Filmmaker Spike Lee recalls his harrowing civil rights documentary during a lively campus visit.
For most of Spike Lee’s visit to Penn in January, the provocative filmmaker bantered with his old friend Heather A. Williams, who moderated the 25th MLK Jr. Social Justice Lecture & Award featuring Lee, and cracked jokes in front of an energetic and sold-out crowd at the Annenberg Center’s Zellerbach Theatre.
But when the conversation shifted to his 1997 documentary film 4 Little Girls, Lee took a softer tone. “That’s the best work I’ve ever done,” said the director who’s more widely known for narrative classics like Do the Right Thing and Malcolm X. “That’s the one for me, 4 Little Girls.”
The historical documentary tells the story of the four African American girls—Denise McNair, Cynthia Wesley, Carole Robertson, and Addie Mae Collins—who were killed in the Ku Klux Klan’s terrorist bombing of the 16th Street Baptist Church in Birmingham, Alabama, in 1963. Described by Martin Luther King Jr. as “one of the most vicious and tragic crimes ever perpetrated against humanity,” the bombing served as a catalyst for the passage of the Civil Rights Act of 1964.
Williams—Penn’s Geraldine R. Segal Professor in American Social Thought and Professor of Africana Studies—agreed that 4 Little Girls is the filmmaker’s best work, praising not only the tightly shot interviews with family members that painted a picture of the girls’ personalities, but the way Lee connected their murders to the broader civil rights struggles in Birmingham at the time. And she believes the film’s significance has not waned in the nearly 30 years since its theatrical release. “I was thinking that everybody in this room needs to see that film now,” said Williams, who began plotting a return appearance for Lee along with a campus screening of 4 Little Girls, which was nominated for an Academy Award for Best Documentary Feature Film. “Everybody in the country should,” she added, “because it has such resonance for when we think about what’s happening in Minnesota. You know, they haven’t brought out the fire hoses, but they have brought out tear gas.”

GIVEN INFORMATION
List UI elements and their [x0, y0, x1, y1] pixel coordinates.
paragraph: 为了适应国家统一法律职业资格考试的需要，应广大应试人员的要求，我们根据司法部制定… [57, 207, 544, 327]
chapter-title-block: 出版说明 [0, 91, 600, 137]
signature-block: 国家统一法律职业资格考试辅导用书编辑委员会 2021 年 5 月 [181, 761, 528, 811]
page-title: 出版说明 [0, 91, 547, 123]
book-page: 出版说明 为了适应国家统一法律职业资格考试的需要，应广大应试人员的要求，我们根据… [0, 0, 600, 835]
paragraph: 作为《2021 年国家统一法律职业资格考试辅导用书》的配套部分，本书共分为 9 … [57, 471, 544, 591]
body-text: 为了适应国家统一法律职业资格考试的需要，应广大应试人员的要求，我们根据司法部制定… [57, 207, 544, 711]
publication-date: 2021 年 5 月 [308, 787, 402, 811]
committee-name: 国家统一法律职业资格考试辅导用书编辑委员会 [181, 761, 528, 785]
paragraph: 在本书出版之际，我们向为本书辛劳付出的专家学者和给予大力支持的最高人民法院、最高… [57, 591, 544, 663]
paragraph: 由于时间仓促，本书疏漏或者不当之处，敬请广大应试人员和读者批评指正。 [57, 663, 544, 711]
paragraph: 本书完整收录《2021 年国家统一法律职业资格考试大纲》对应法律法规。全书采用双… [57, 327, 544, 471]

==

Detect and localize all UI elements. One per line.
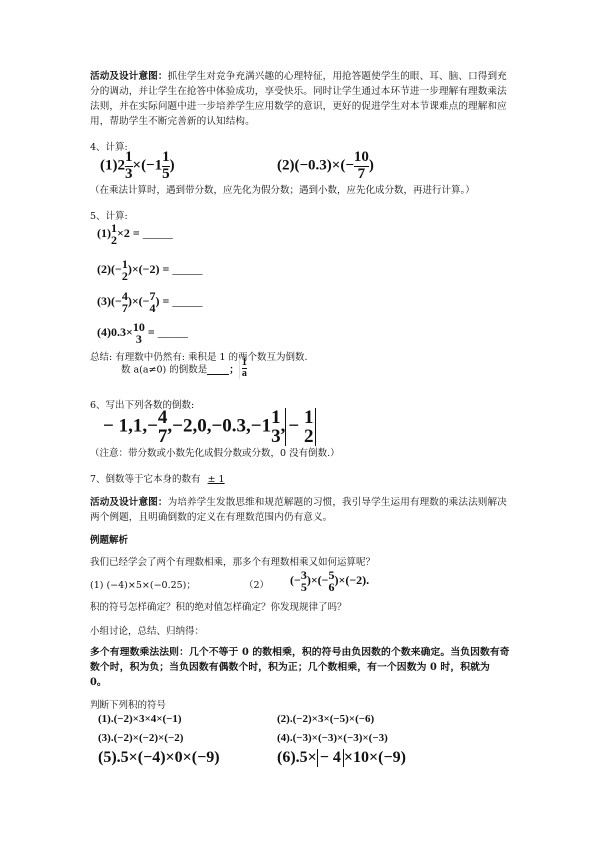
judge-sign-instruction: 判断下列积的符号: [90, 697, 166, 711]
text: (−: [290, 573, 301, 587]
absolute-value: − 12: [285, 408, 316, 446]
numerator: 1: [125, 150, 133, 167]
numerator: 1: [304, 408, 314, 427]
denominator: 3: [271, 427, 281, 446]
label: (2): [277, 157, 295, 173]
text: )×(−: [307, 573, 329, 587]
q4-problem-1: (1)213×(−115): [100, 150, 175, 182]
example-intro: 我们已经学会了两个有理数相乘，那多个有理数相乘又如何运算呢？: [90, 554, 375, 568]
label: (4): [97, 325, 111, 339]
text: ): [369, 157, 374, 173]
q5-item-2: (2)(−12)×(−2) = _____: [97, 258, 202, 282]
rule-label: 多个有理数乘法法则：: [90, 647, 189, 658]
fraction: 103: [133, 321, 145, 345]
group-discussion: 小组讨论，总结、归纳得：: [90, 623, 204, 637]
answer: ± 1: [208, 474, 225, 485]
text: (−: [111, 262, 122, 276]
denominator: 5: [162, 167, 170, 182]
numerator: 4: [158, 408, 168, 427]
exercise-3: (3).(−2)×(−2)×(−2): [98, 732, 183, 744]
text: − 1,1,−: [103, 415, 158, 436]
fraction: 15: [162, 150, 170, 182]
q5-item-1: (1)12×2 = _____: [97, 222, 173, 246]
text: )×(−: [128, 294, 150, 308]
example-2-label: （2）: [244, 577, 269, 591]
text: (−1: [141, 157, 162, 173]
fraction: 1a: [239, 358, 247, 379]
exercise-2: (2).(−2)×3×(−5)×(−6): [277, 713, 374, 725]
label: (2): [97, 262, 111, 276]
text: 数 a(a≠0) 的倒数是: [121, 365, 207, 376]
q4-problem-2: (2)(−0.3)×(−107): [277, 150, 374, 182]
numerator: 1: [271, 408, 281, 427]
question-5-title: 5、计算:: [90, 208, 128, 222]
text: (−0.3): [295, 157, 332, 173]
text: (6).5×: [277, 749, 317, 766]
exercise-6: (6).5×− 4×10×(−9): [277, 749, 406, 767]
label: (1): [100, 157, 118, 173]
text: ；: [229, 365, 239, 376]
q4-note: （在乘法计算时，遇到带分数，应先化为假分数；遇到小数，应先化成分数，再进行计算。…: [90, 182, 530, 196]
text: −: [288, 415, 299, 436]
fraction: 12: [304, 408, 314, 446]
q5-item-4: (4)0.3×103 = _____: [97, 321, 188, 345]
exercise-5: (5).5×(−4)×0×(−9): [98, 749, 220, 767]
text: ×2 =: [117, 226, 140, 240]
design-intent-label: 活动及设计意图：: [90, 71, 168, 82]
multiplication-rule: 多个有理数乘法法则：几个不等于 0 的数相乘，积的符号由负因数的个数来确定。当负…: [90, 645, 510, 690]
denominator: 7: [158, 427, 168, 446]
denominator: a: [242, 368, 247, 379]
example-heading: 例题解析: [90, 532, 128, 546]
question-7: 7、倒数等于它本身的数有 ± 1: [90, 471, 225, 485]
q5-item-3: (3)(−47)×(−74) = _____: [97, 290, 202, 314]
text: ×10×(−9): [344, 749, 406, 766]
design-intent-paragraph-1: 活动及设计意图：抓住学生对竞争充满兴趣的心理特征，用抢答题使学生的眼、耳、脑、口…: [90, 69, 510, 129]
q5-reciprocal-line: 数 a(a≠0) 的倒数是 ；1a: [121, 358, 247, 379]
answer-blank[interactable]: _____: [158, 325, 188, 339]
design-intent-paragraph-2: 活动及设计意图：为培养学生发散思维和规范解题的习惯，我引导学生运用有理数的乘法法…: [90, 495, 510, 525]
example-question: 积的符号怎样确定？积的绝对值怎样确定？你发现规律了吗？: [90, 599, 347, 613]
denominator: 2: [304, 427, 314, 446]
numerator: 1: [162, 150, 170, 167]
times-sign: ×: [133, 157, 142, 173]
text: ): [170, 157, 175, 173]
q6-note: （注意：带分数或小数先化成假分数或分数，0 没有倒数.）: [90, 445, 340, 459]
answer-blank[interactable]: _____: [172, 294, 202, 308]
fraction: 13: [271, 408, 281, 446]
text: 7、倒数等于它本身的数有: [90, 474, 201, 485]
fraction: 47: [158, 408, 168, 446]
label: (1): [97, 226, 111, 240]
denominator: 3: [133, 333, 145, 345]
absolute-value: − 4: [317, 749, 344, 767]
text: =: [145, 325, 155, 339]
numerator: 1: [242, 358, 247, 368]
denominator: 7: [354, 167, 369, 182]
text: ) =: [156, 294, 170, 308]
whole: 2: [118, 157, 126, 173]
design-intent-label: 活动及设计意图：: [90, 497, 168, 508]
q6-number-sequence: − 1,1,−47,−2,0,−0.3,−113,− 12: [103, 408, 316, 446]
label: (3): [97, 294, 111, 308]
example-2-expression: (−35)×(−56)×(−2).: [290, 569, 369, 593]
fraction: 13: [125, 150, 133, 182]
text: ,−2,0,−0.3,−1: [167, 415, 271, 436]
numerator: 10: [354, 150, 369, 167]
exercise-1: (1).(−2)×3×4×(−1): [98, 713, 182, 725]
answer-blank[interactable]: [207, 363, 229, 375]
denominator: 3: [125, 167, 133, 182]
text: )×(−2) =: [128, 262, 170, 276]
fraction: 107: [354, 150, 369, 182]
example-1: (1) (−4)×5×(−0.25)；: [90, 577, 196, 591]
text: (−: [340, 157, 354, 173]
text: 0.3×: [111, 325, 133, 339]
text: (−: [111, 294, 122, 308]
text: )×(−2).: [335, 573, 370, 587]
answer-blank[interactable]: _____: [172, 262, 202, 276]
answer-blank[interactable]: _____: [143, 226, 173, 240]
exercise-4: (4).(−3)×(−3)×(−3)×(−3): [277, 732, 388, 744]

WRITTEN EXERCISE 1
Repeat the stretch of the Spike Lee article from "Filmmaker Spike Lee" through "Center’s Zellerbach Theatre.".
WRITTEN EXERCISE 2
According to the Spike Lee article, which church in Birmingham, Alabama, was bombed in 1963?
WRITTEN EXERCISE 3
Carry on the article about Spike Lee's Penn visit from the point where it ends.
The data plays no part in what you need to do here.

FINAL RESULT 1
Filmmaker Spike Lee recalls his harrowing civil rights documentary during a lively campus visit.
For most of Spike Lee’s visit to Penn in January, the provocative filmmaker bantered with his old friend Heather A. Williams, who moderated the 25th MLK Jr. Social Justice Lecture & Award featuring Lee, and cracked jokes in front of an energetic and sold-out crowd at the Annenberg Center’s Zellerbach Theatre.

FINAL RESULT 2
The 16th Street Baptist Church.

FINAL RESULT 3
Lee noted that one of the toughest decisions of his career was whether to include the postmortem photographs of “those four beautiful, young Black girls who weren’t allowed to grow up” after his researcher found them in post-production. In the end, he decided to not shield viewers from the painful images, showing them on screen but “very quickly.”
Lee also touched on the “funny but pathetic moment” when former Alabama governor and staunch segregationist George Wallace was interviewed for the film (near the end of his life) and brought over his “Black best friend … who did not want to be in the shot” but got a closeup anyway. The director had much kinder words for Fred Shuttlesworth—a minister and activist who was featured in the film’s historical footage along with his ally Martin Luther King Jr. and, Lee noted, “does not get the credit” he deserves for his role in the civil rights movement. Lee went on to name two main characters after Shuttlesworth in his 1998 basketball movie He Got Game, starring Denzel Washington.
Much of the rest of the discussion between Lee and Williams centered around the Penn professor’s longstanding friendship with the director—and his mother, Jacquelyn Lee, who had been Williams’s Black Studies teacher at Saint Ann’s School in Brooklyn Heights in the 1970s, taking her students on trips to Broadway shows and poetry readings and “opening up this other world of Black culture.”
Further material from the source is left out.